§ **WRITTEN PROBLEM**
Copy the data that follows exactly. Include no pictures.
## BEGIN
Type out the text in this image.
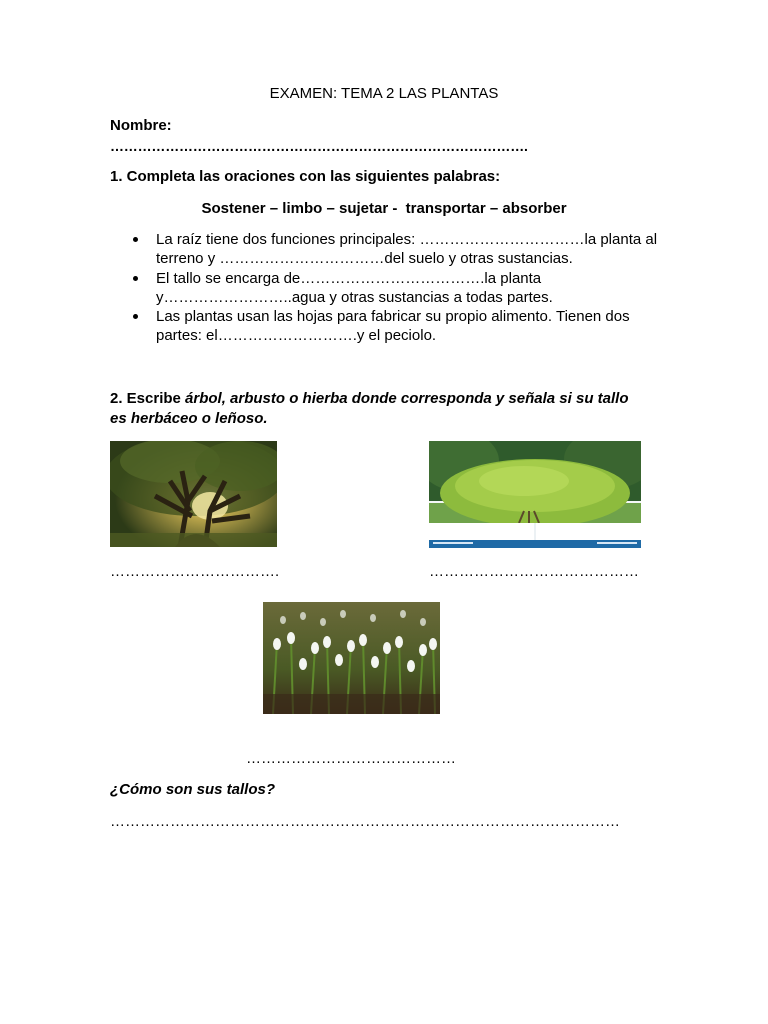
EXAMEN: TEMA 2 LAS PLANTAS
Nombre:
……………………………………………………………………………….
1. Completa las oraciones con las siguientes palabras:
Sostener – limbo – sujetar -  transportar – absorber
La raíz tiene dos funciones principales: ……………………………la planta al terreno y ……………………………del suelo y otras sustancias.
El tallo se encarga de……………………………….la planta y……………………..agua y otras sustancias a todas partes.
Las plantas usan las hojas para fabricar su propio alimento. Tienen dos partes: el……………………….y el peciolo.
2. Escribe árbol, arbusto o hierba donde corresponda y señala si su tallo
es herbáceo o leñoso.
…………………………….	……………………………………
……………………………………
¿Cómo son sus tallos?
…………………………………………………………………………………………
## END
§ **ANSWER BELOW**
Type out the text in this image.
EXAMEN: TEMA 2 LAS PLANTAS
Nombre:
……………………………………………………………………………….
1. Completa las oraciones con las siguientes palabras:
Sostener – limbo – sujetar -  transportar – absorber
La raíz tiene dos funciones principales: ……………………………la planta al terreno y ……………………………del suelo y otras sustancias.
El tallo se encarga de……………………………….la planta y……………………..agua y otras sustancias a todas partes.
Las plantas usan las hojas para fabricar su propio alimento. Tienen dos partes: el……………………….y el peciolo.
2. Escribe árbol, arbusto o hierba donde corresponda y señala si su tallo
es herbáceo o leñoso.
…………………………….	……………………………………
……………………………………
¿Cómo son sus tallos?
…………………………………………………………………………………………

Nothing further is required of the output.